- Problem to solve: Scan the data beneath this task and copy each line that includes "todos".

>> Start Source records

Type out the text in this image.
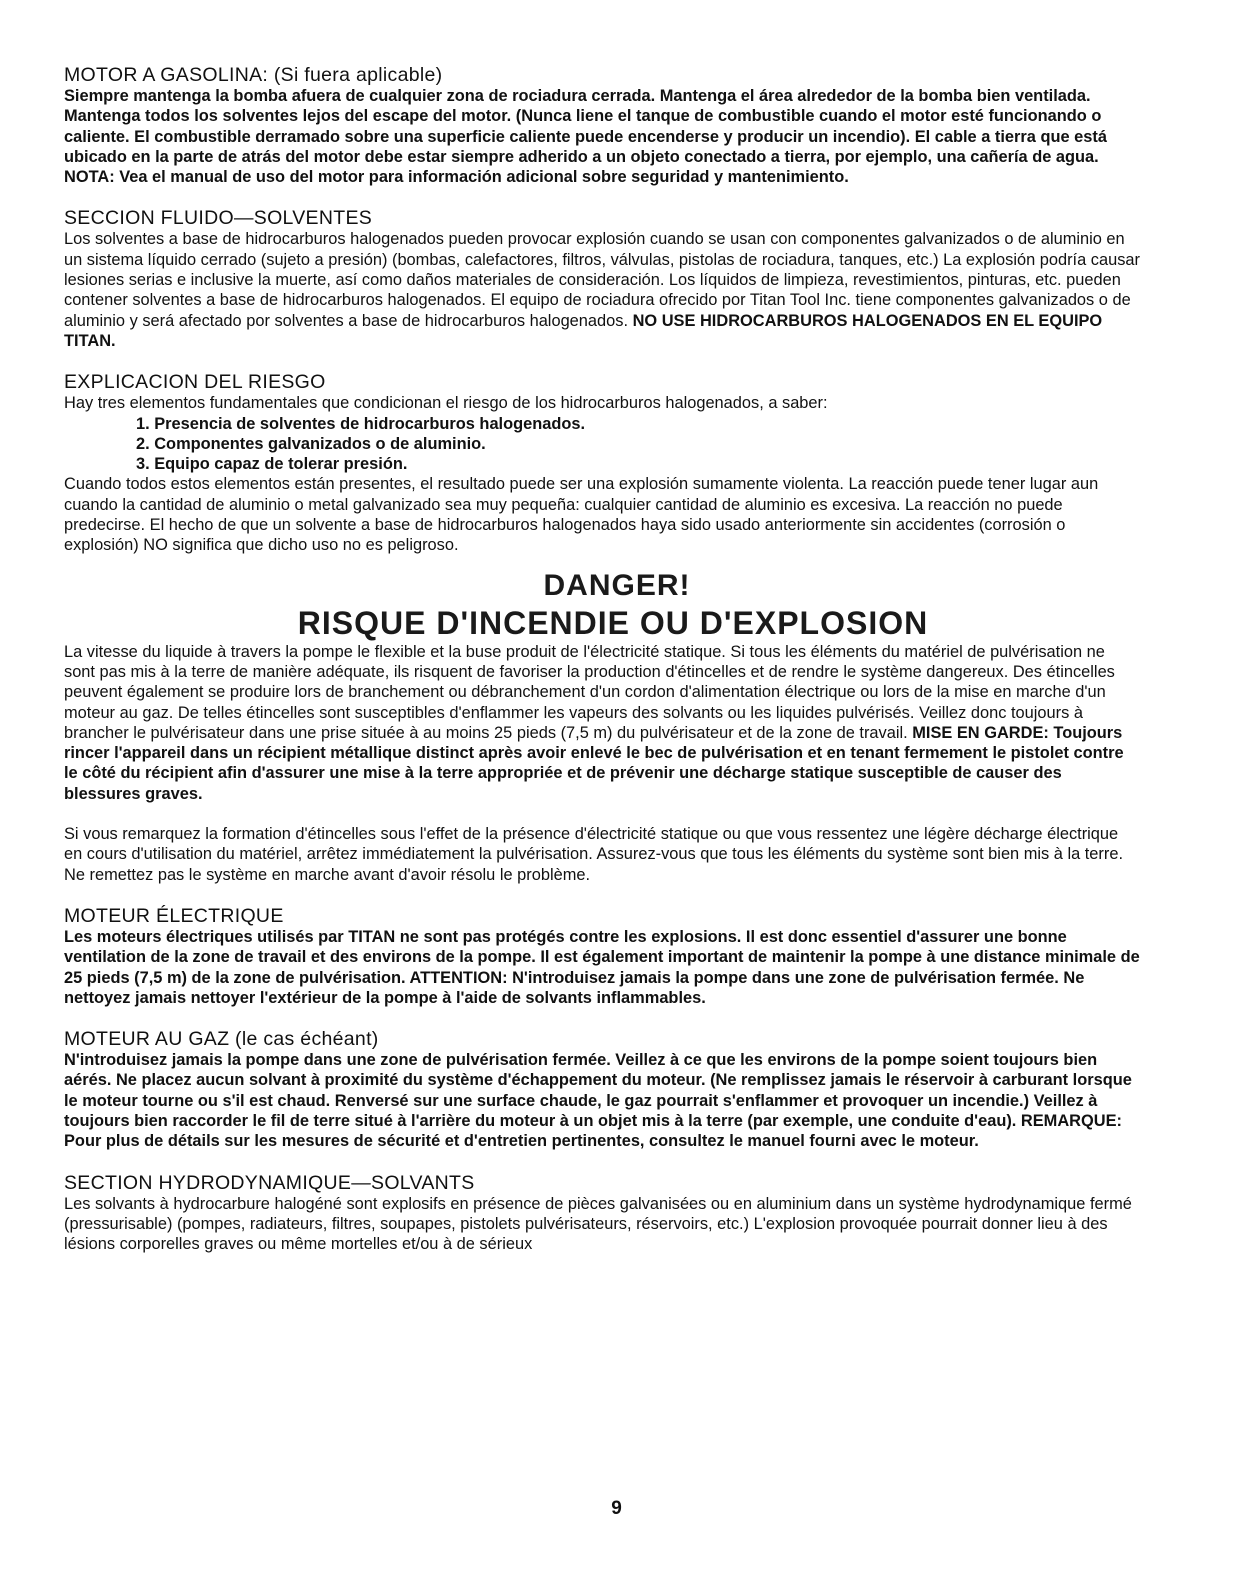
MOTOR A GASOLINA: (Si fuera aplicable)

Siempre mantenga la bomba afuera de cualquier zona de rociadura cerrada. Mantenga el área alrededor de la bomba bien ventilada. Mantenga todos los solventes lejos del escape del motor. (Nunca liene el tanque de combustible cuando el motor esté funcionando o caliente. El combustible derramado sobre una superficie caliente puede encenderse y producir un incendio). El cable a tierra que está ubicado en la parte de atrás del motor debe estar siempre adherido a un objeto conectado a tierra, por ejemplo, una cañería de agua. NOTA: Vea el manual de uso del motor para información adicional sobre seguridad y mantenimiento.

SECCION FLUIDO—SOLVENTES

Los solventes a base de hidrocarburos halogenados pueden provocar explosión cuando se usan con componentes galvanizados o de aluminio en un sistema líquido cerrado (sujeto a presión) (bombas, calefactores, filtros, válvulas, pistolas de rociadura, tanques, etc.) La explosión podría causar lesiones serias e inclusive la muerte, así como daños materiales de consideración. Los líquidos de limpieza, revestimientos, pinturas, etc. pueden contener solventes a base de hidrocarburos halogenados. El equipo de rociadura ofrecido por Titan Tool Inc. tiene componentes galvanizados o de aluminio y será afectado por solventes a base de hidrocarburos halogenados. NO USE HIDROCARBUROS HALOGENADOS EN EL EQUIPO TITAN.

EXPLICACION DEL RIESGO

Hay tres elementos fundamentales que condicionan el riesgo de los hidrocarburos halogenados, a saber:

1. Presencia de solventes de hidrocarburos halogenados.
2. Componentes galvanizados o de aluminio.
3. Equipo capaz de tolerar presión.

Cuando todos estos elementos están presentes, el resultado puede ser una explosión sumamente violenta. La reacción puede tener lugar aun cuando la cantidad de aluminio o metal galvanizado sea muy pequeña: cualquier cantidad de aluminio es excesiva. La reacción no puede predecirse. El hecho de que un solvente a base de hidrocarburos halogenados haya sido usado anteriormente sin accidentes (corrosión o explosión) NO significa que dicho uso no es peligroso.

DANGER!
RISQUE D'INCENDIE OU D'EXPLOSION

La vitesse du liquide à travers la pompe le flexible et la buse produit de l'électricité statique. Si tous les éléments du matériel de pulvérisation ne sont pas mis à la terre de manière adéquate, ils risquent de favoriser la production d'étincelles et de rendre le système dangereux. Des étincelles peuvent également se produire lors de branchement ou débranchement d'un cordon d'alimentation électrique ou lors de la mise en marche d'un moteur au gaz. De telles étincelles sont susceptibles d'enflammer les vapeurs des solvants ou les liquides pulvérisés. Veillez donc toujours à brancher le pulvérisateur dans une prise située à au moins 25 pieds (7,5 m) du pulvérisateur et de la zone de travail. MISE EN GARDE: Toujours rincer l'appareil dans un récipient métallique distinct après avoir enlevé le bec de pulvérisation et en tenant fermement le pistolet contre le côté du récipient afin d'assurer une mise à la terre appropriée et de prévenir une décharge statique susceptible de causer des blessures graves.

Si vous remarquez la formation d'étincelles sous l'effet de la présence d'électricité statique ou que vous ressentez une légère décharge électrique en cours d'utilisation du matériel, arrêtez immédiatement la pulvérisation. Assurez-vous que tous les éléments du système sont bien mis à la terre. Ne remettez pas le système en marche avant d'avoir résolu le problème.

MOTEUR ÉLECTRIQUE

Les moteurs électriques utilisés par TITAN ne sont pas protégés contre les explosions. Il est donc essentiel d'assurer une bonne ventilation de la zone de travail et des environs de la pompe. Il est également important de maintenir la pompe à une distance minimale de 25 pieds (7,5 m) de la zone de pulvérisation. ATTENTION: N'introduisez jamais la pompe dans une zone de pulvérisation fermée. Ne nettoyez jamais nettoyer l'extérieur de la pompe à l'aide de solvants inflammables.

MOTEUR AU GAZ (le cas échéant)

N'introduisez jamais la pompe dans une zone de pulvérisation fermée. Veillez à ce que les environs de la pompe soient toujours bien aérés. Ne placez aucun solvant à proximité du système d'échappement du moteur. (Ne remplissez jamais le réservoir à carburant lorsque le moteur tourne ou s'il est chaud. Renversé sur une surface chaude, le gaz pourrait s'enflammer et provoquer un incendie.) Veillez à toujours bien raccorder le fil de terre situé à l'arrière du moteur à un objet mis à la terre (par exemple, une conduite d'eau). REMARQUE: Pour plus de détails sur les mesures de sécurité et d'entretien pertinentes, consultez le manuel fourni avec le moteur.

SECTION HYDRODYNAMIQUE—SOLVANTS

Les solvants à hydrocarbure halogéné sont explosifs en présence de pièces galvanisées ou en aluminium dans un système hydrodynamique fermé (pressurisable) (pompes, radiateurs, filtres, soupapes, pistolets pulvérisateurs, réservoirs, etc.) L'explosion provoquée pourrait donner lieu à des lésions corporelles graves ou même mortelles et/ou à de sérieux

9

>> End Source records

- Solution for this problem:
Siempre mantenga la bomba afuera de cualquier zona de rociadura cerrada. Mantenga el área alrededor de la bomba bien ventilada. Mantenga todos los solventes lejos del escape del motor. (Nunca liene el tanque de combustible cuando el motor esté funcionando o caliente. El combustible derramado sobre una superficie caliente puede encenderse y producir un incendio). El cable a tierra que está ubicado en la parte de atrás del motor debe estar siempre adherido a un objeto conectado a tierra, por ejemplo, una cañería de agua. NOTA: Vea el manual de uso del motor para información adicional sobre seguridad y mantenimiento.
Cuando todos estos elementos están presentes, el resultado puede ser una explosión sumamente violenta. La reacción puede tener lugar aun cuando la cantidad de aluminio o metal galvanizado sea muy pequeña: cualquier cantidad de aluminio es excesiva. La reacción no puede predecirse. El hecho de que un solvente a base de hidrocarburos halogenados haya sido usado anteriormente sin accidentes (corrosión o explosión) NO significa que dicho uso no es peligroso.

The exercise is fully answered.